Listed entries
——————

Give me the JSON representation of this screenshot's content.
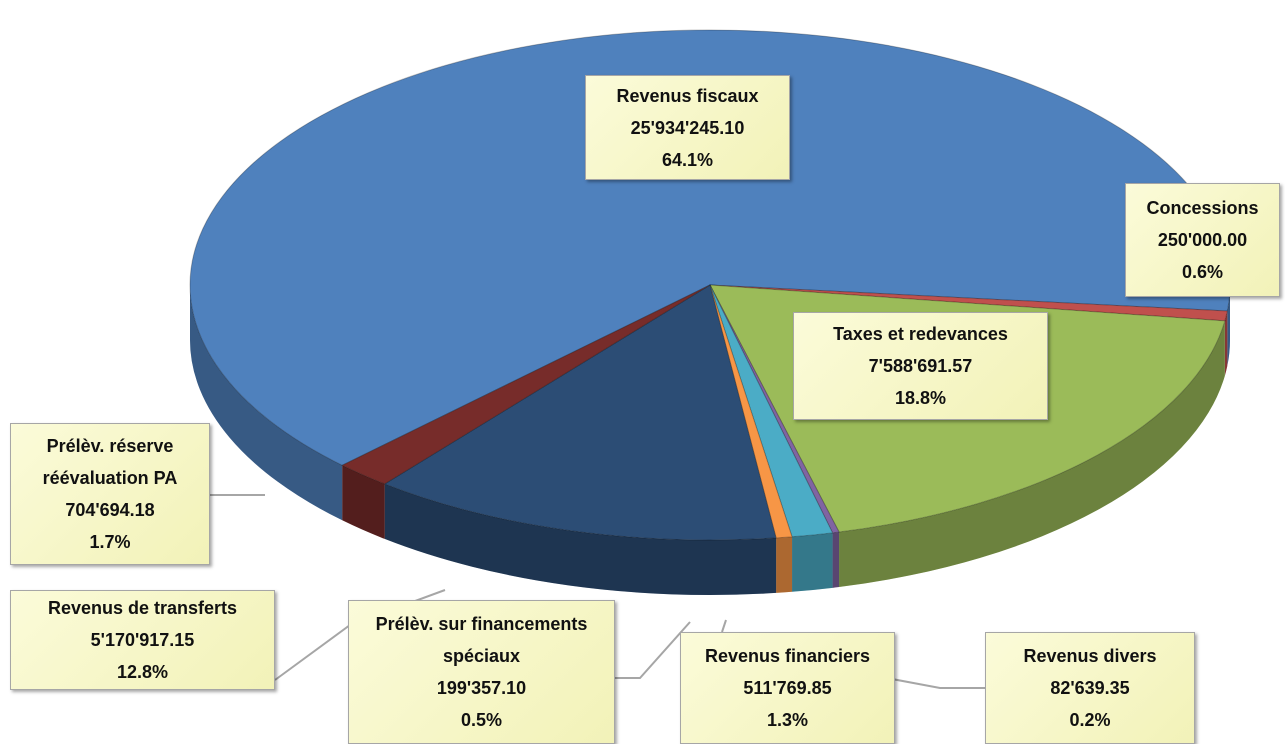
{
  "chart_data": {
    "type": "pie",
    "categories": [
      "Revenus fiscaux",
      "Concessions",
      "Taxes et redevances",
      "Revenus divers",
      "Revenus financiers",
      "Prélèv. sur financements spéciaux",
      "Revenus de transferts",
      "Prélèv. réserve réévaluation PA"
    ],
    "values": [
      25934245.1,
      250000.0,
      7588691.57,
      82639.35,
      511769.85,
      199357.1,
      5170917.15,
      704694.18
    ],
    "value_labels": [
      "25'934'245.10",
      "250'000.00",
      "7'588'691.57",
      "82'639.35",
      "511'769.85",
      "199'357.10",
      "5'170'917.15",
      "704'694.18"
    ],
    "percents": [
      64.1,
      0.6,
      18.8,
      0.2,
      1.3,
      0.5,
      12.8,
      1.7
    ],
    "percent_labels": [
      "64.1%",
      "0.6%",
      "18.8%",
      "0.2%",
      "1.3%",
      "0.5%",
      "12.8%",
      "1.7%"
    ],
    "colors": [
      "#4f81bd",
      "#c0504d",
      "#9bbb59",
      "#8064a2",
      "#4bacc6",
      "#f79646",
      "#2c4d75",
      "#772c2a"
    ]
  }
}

——————

Required task
Count how many lines in the data above hold the string "Prélèv", and give the number with no other words.

Expected output
2